Annotated element listings
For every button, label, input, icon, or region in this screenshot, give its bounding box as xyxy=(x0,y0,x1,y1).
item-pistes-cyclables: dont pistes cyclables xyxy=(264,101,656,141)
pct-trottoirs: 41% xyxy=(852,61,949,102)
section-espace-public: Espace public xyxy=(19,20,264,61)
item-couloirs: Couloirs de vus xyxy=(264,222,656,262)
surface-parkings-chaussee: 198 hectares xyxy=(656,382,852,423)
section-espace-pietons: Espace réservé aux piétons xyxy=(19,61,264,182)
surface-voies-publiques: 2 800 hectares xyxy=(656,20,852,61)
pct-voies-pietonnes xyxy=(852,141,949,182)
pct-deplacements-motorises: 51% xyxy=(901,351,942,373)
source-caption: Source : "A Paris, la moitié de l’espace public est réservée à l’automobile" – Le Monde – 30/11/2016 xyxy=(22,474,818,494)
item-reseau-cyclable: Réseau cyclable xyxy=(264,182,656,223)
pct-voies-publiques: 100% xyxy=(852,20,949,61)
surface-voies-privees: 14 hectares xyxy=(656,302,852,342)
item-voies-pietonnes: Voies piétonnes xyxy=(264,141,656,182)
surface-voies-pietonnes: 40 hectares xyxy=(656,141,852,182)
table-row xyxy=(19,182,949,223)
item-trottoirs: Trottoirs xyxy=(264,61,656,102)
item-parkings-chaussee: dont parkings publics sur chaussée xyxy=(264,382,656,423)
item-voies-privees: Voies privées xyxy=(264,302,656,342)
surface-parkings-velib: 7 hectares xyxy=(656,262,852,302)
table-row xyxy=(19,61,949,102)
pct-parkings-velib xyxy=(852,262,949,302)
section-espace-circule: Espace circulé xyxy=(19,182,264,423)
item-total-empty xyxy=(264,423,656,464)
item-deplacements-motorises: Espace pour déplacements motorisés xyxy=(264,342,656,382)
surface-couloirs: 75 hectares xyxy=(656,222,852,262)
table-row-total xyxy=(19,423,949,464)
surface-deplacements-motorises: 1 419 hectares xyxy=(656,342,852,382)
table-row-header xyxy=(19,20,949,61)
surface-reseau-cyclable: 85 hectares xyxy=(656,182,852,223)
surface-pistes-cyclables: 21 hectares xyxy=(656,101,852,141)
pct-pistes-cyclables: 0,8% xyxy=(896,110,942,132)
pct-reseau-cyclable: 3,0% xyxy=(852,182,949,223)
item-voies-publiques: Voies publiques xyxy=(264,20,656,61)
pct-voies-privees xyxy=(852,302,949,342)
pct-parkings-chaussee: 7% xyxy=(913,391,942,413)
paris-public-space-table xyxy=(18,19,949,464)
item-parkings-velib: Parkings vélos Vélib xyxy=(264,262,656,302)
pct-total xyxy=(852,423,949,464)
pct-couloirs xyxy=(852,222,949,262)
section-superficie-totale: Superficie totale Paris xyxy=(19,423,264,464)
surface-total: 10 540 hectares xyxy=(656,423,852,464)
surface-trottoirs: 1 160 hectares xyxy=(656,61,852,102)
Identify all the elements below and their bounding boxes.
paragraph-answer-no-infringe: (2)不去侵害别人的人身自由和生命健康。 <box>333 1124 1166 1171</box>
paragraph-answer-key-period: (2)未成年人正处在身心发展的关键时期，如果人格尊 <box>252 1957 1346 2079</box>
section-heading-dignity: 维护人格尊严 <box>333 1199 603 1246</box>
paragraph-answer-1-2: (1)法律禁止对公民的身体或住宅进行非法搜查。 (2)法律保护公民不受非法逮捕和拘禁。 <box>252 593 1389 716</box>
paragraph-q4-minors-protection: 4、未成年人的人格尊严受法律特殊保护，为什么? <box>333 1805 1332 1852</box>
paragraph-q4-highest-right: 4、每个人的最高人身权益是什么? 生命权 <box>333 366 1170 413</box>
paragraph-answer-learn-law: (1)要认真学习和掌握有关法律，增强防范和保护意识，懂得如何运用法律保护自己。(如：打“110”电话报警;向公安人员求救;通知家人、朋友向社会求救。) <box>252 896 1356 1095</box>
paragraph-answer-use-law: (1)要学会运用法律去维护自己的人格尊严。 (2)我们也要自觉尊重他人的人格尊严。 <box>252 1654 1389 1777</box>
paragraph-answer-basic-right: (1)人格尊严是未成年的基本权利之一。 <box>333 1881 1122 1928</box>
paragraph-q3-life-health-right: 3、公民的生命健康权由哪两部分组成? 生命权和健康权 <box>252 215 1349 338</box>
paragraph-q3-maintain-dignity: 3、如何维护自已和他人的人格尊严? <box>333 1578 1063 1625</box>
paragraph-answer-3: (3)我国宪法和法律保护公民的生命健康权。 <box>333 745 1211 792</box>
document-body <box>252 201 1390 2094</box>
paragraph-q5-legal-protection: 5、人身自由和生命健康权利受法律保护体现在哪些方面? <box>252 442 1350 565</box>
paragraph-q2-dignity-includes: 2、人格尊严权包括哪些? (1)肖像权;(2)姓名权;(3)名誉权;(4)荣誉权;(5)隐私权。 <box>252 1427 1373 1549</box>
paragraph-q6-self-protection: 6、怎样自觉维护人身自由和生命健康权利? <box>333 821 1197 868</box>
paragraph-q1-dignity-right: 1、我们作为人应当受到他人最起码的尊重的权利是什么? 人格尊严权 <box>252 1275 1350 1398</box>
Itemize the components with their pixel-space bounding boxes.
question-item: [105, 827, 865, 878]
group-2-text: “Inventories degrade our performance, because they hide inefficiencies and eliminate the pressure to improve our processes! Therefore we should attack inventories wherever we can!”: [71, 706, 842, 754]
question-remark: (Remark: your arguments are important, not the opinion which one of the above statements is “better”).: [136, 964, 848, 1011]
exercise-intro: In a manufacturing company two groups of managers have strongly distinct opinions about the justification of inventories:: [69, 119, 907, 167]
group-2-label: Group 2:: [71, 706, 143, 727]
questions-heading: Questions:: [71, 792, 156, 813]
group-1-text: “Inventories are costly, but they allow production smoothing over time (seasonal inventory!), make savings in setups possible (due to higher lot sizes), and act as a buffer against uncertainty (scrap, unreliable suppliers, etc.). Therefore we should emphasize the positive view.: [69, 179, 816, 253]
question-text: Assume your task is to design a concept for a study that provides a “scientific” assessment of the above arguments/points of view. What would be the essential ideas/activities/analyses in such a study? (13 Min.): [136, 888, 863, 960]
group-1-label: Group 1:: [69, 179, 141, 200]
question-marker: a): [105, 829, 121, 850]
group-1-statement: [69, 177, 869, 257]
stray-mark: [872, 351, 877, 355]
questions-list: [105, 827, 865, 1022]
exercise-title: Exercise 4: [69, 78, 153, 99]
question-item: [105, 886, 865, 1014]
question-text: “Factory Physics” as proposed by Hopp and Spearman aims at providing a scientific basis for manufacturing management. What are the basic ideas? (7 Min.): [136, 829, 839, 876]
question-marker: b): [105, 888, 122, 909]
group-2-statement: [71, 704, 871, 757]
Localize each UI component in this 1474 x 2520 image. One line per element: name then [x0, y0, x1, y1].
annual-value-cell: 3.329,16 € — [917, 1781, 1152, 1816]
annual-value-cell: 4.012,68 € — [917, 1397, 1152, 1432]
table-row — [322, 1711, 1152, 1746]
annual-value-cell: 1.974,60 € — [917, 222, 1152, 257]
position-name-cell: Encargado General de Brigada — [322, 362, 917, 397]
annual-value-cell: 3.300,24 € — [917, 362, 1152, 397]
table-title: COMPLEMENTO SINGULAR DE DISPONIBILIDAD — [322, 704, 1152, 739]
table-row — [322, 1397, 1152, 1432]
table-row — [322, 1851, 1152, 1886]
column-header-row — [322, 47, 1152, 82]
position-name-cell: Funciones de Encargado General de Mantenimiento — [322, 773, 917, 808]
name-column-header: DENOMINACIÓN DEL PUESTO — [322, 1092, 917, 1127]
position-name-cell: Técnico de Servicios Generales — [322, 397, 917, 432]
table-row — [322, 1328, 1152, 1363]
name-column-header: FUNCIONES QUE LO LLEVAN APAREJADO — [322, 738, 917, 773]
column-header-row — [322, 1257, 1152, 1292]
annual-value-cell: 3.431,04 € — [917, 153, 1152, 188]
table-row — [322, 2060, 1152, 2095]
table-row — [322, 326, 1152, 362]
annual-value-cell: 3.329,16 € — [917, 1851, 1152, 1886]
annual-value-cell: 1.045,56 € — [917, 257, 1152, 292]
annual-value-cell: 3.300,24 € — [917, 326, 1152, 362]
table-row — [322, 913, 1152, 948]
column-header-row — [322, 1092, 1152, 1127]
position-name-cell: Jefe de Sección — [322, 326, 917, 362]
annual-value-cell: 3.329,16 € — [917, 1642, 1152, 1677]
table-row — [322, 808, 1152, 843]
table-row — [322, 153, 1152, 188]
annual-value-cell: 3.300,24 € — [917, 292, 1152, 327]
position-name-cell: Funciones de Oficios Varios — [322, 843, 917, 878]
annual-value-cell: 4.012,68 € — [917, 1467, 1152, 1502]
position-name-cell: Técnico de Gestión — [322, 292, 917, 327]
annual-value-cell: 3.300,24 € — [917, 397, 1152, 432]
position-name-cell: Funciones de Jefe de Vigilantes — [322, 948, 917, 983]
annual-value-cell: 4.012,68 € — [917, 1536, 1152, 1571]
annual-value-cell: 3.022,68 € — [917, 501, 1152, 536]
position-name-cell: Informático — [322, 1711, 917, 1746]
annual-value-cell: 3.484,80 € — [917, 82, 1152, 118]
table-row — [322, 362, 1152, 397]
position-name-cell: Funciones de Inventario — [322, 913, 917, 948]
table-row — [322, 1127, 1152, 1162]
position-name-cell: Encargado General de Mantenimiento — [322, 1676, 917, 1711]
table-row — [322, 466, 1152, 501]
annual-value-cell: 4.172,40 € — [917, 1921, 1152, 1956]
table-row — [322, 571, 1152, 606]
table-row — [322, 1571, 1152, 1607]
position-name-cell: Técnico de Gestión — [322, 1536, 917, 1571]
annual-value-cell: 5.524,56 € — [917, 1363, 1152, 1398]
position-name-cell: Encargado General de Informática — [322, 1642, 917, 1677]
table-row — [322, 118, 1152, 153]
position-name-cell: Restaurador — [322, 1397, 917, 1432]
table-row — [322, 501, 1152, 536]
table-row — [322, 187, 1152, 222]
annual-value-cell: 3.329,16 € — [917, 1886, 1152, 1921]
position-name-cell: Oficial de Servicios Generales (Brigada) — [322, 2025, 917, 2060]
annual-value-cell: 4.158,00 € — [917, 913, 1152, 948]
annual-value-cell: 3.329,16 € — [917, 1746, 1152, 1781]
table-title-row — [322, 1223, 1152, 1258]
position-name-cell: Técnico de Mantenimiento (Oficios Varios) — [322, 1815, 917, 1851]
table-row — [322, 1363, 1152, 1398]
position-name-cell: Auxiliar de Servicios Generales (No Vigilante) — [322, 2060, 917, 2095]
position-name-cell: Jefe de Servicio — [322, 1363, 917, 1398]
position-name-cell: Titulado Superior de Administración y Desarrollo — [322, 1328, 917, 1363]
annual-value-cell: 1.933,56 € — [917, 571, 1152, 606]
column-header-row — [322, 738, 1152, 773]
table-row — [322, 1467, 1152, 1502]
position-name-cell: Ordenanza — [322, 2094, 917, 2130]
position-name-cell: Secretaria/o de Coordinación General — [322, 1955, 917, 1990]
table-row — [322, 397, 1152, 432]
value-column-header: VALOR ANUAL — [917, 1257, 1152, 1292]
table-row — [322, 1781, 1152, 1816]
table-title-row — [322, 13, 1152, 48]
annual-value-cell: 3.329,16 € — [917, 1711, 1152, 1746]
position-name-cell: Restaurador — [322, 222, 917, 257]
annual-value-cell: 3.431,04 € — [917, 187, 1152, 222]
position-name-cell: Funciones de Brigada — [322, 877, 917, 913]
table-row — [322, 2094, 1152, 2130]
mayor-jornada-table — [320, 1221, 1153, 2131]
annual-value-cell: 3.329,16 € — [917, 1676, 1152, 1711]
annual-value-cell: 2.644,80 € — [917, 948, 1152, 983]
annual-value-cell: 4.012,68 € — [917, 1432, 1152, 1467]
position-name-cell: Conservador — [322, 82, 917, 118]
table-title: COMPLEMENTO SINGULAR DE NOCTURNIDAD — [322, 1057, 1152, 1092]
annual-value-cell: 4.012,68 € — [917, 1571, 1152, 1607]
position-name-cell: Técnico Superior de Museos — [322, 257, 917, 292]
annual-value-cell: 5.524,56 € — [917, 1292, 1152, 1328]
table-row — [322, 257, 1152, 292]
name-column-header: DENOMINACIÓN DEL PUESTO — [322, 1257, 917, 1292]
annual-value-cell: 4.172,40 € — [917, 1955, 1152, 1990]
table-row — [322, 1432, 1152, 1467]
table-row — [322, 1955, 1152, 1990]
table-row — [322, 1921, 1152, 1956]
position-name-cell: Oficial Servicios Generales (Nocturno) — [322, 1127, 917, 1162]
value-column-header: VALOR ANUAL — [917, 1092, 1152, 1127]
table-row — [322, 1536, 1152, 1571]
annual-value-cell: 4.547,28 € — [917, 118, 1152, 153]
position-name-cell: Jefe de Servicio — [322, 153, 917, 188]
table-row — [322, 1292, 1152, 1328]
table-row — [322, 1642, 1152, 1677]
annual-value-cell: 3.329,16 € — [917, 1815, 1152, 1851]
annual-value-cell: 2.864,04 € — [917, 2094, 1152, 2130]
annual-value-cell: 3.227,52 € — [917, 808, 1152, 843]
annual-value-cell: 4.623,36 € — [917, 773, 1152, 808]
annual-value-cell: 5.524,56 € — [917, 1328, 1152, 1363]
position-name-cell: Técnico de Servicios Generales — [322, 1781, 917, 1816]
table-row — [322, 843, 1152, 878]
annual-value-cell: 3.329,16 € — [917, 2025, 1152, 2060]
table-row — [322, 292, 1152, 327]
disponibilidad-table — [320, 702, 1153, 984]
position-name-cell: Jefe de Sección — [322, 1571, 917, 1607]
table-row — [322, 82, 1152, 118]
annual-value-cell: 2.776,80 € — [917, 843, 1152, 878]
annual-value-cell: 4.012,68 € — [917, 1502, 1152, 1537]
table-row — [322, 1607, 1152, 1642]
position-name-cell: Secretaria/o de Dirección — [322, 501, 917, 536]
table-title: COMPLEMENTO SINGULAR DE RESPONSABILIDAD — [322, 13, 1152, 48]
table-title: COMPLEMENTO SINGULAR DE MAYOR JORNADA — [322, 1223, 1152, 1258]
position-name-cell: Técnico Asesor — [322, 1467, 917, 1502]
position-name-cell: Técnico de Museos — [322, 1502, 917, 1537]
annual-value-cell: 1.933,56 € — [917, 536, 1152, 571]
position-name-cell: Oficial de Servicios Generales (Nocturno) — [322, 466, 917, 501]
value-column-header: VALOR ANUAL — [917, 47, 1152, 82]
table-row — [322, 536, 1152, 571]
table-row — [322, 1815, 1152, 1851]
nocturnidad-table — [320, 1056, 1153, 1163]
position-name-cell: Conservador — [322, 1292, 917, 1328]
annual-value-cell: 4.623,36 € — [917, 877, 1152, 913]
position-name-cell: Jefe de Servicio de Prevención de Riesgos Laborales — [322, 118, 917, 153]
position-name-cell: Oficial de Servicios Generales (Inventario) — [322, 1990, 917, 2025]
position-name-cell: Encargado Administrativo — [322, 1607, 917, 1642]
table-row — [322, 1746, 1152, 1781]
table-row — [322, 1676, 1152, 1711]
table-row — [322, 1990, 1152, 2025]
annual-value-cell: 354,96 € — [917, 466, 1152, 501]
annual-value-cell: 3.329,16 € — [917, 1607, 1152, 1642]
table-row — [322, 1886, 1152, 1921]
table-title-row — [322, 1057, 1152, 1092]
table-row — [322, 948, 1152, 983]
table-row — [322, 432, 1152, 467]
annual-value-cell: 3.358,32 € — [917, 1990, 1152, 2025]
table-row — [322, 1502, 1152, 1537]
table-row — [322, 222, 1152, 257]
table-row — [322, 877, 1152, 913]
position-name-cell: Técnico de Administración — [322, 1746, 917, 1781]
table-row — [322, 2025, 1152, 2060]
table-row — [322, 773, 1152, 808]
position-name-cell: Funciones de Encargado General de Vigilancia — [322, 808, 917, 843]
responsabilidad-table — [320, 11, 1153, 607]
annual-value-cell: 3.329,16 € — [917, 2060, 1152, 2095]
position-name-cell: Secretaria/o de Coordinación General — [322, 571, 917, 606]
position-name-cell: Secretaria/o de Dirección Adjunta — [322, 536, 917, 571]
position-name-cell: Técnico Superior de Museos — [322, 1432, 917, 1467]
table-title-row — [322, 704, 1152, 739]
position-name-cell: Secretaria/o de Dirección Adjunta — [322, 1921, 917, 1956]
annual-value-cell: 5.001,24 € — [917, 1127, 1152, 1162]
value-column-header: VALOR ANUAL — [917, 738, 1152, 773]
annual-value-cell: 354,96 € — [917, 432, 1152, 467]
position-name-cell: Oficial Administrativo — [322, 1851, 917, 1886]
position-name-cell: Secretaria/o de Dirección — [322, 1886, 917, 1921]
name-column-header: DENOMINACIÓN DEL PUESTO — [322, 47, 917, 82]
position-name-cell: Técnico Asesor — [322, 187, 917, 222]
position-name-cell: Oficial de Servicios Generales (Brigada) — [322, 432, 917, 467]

Exercise prompt -> Copy out word for word the lines of the listing from its start through the line containing "surface-voies-publiques: 2 800", including both ends.

Answer to the task ->
For every button, label, input, icon, or region in this screenshot, give its bounding box as xyxy=(x0,y0,x1,y1).
item-pistes-cyclables: dont pistes cyclables xyxy=(264,101,656,141)
pct-trottoirs: 41% xyxy=(852,61,949,102)
section-espace-public: Espace public xyxy=(19,20,264,61)
item-couloirs: Couloirs de vus xyxy=(264,222,656,262)
surface-parkings-chaussee: 198 hectares xyxy=(656,382,852,423)
section-espace-pietons: Espace réservé aux piétons xyxy=(19,61,264,182)
surface-voies-publiques: 2 800 hectares xyxy=(656,20,852,61)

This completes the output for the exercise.